- **THE PROBLEM**
Your task is to output the listing word for word, with pictures excluded.

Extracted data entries

= = = =

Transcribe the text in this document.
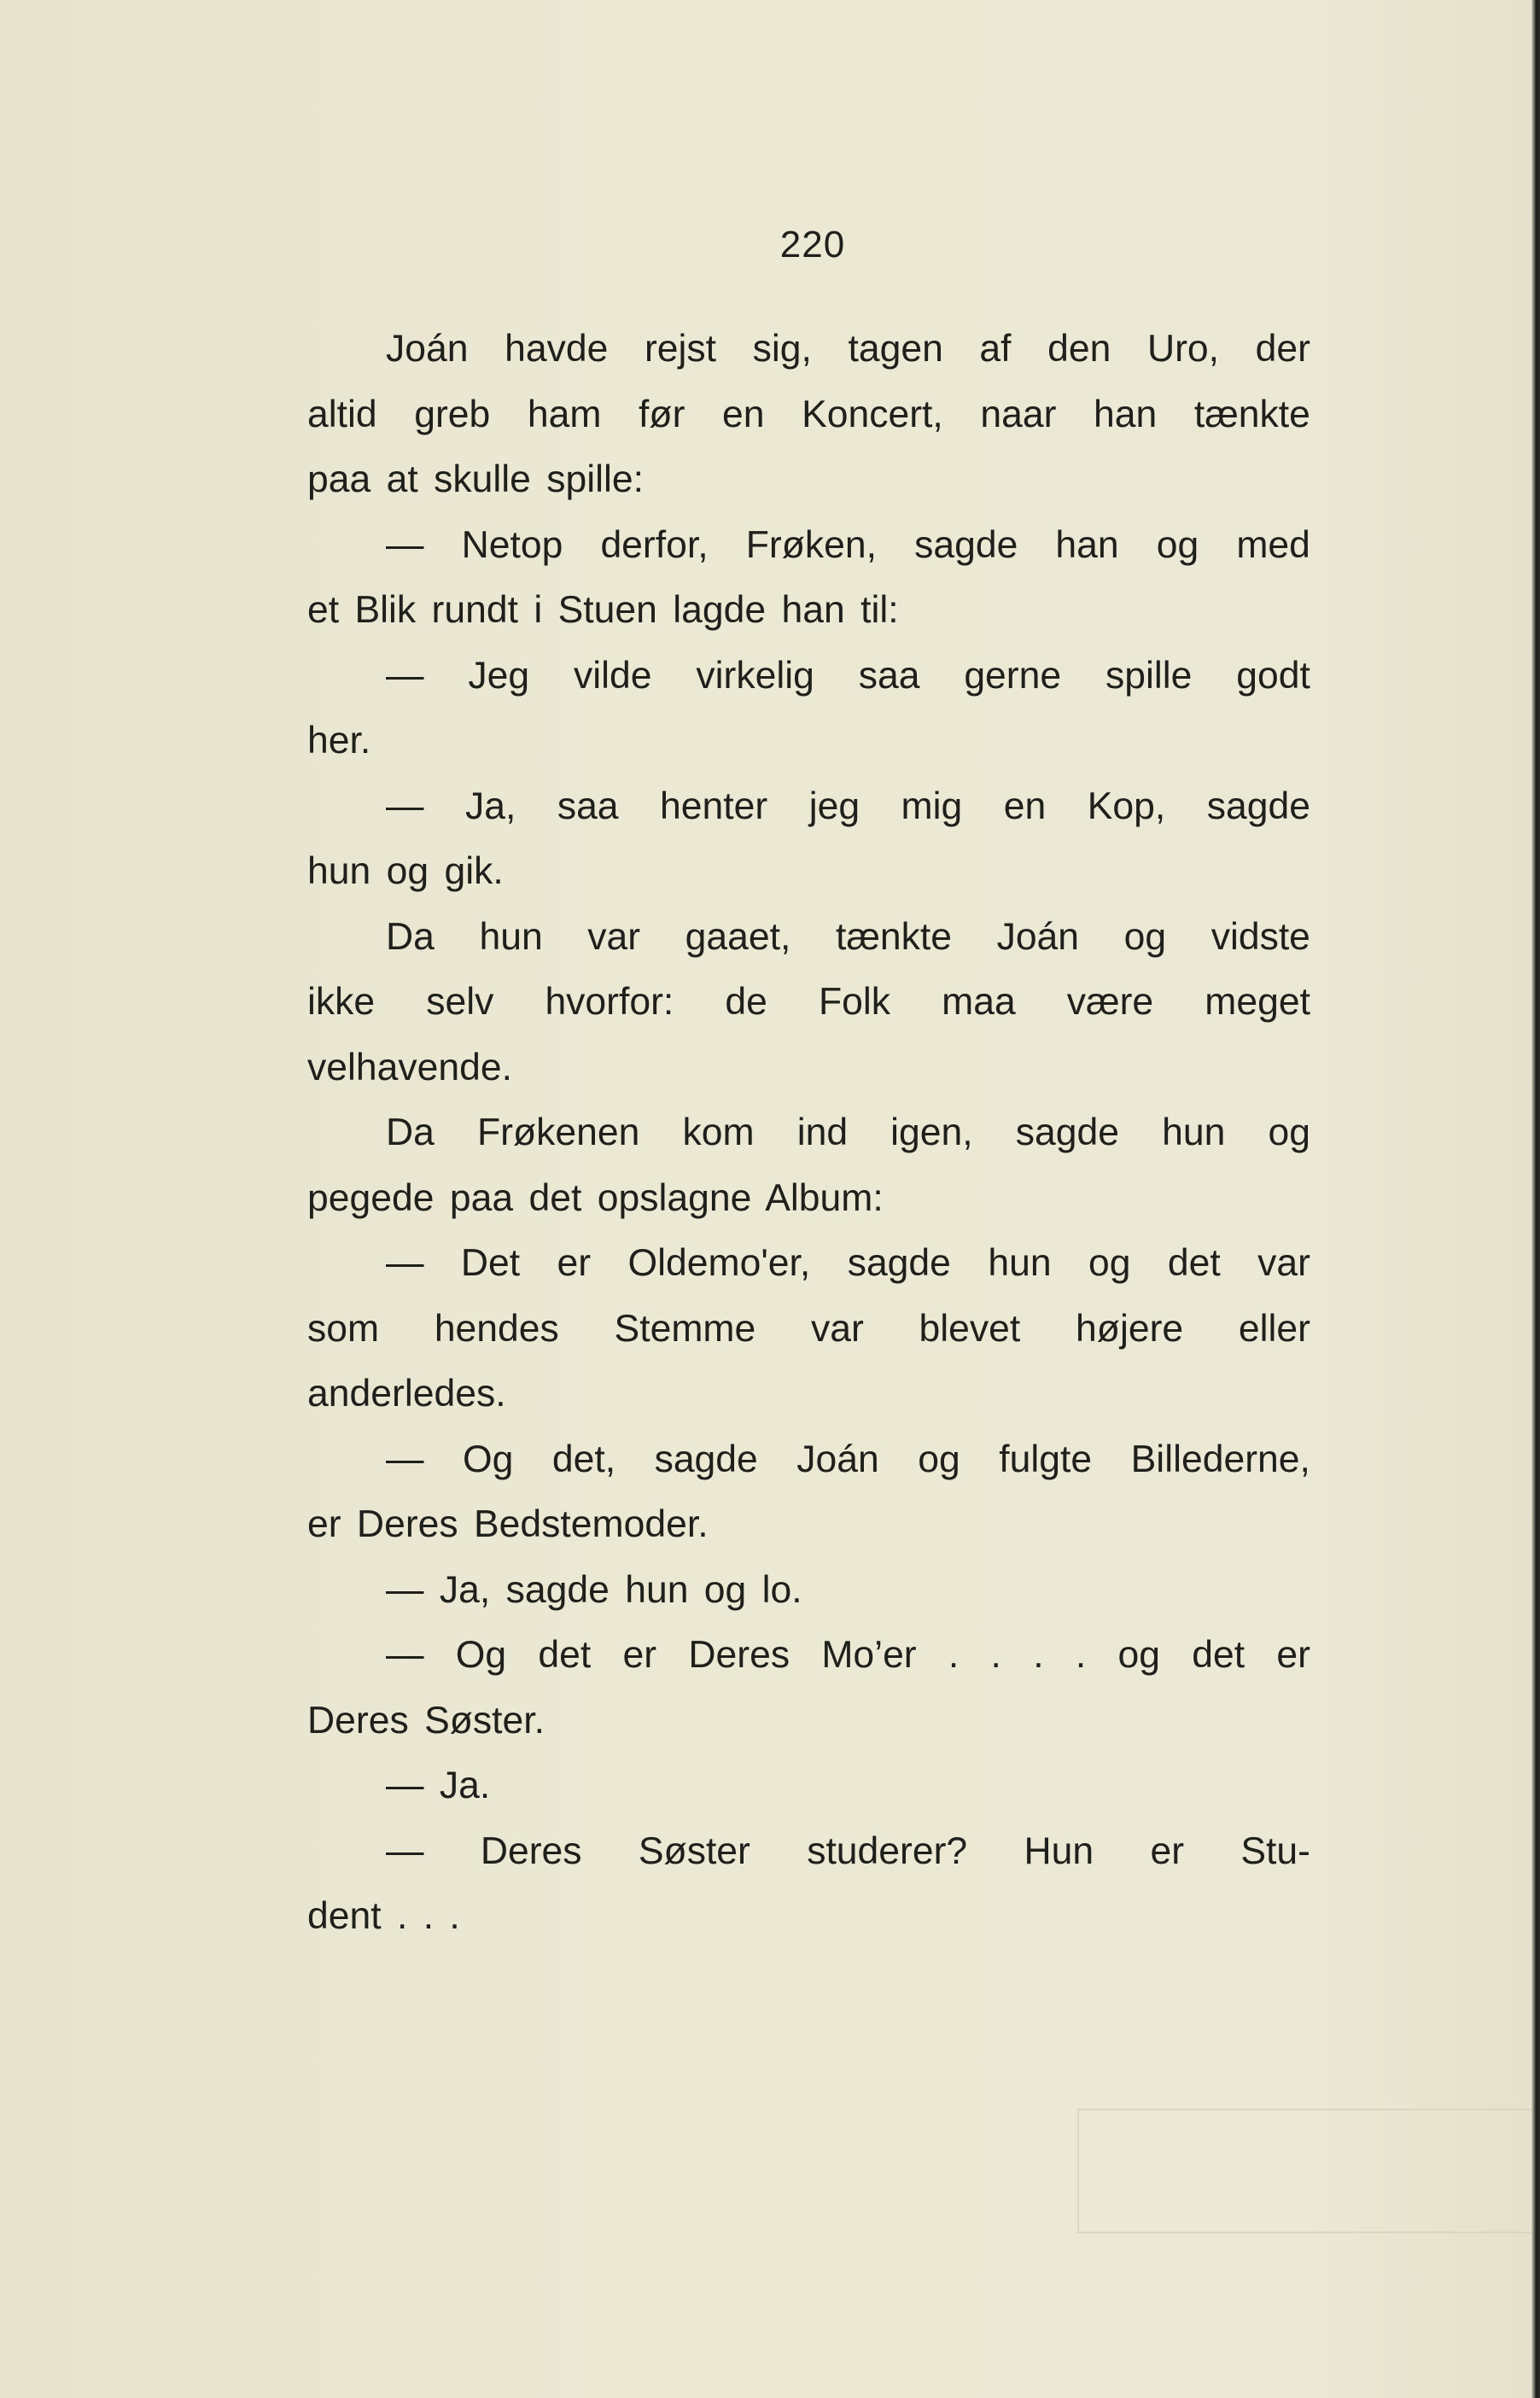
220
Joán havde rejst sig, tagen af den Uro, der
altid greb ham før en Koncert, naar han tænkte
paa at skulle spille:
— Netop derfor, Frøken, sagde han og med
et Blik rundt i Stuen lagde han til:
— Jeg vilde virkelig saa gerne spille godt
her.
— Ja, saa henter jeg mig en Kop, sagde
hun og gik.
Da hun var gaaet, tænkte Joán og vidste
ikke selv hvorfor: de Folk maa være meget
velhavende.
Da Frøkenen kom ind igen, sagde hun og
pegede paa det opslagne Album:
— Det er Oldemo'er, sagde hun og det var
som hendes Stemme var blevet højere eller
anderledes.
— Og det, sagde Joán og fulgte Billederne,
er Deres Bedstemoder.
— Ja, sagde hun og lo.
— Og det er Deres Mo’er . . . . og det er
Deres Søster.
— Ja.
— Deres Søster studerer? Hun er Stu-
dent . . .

= = = =

- **REPLY**
Transcribe the text in this document.
220
Joán havde rejst sig, tagen af den Uro, der
altid greb ham før en Koncert, naar han tænkte
paa at skulle spille:
— Netop derfor, Frøken, sagde han og med
et Blik rundt i Stuen lagde han til:
— Jeg vilde virkelig saa gerne spille godt
her.
— Ja, saa henter jeg mig en Kop, sagde
hun og gik.
Da hun var gaaet, tænkte Joán og vidste
ikke selv hvorfor: de Folk maa være meget
velhavende.
Da Frøkenen kom ind igen, sagde hun og
pegede paa det opslagne Album:
— Det er Oldemo'er, sagde hun og det var
som hendes Stemme var blevet højere eller
anderledes.
— Og det, sagde Joán og fulgte Billederne,
er Deres Bedstemoder.
— Ja, sagde hun og lo.
— Og det er Deres Mo’er . . . . og det er
Deres Søster.
— Ja.
— Deres Søster studerer? Hun er Stu-
dent . . .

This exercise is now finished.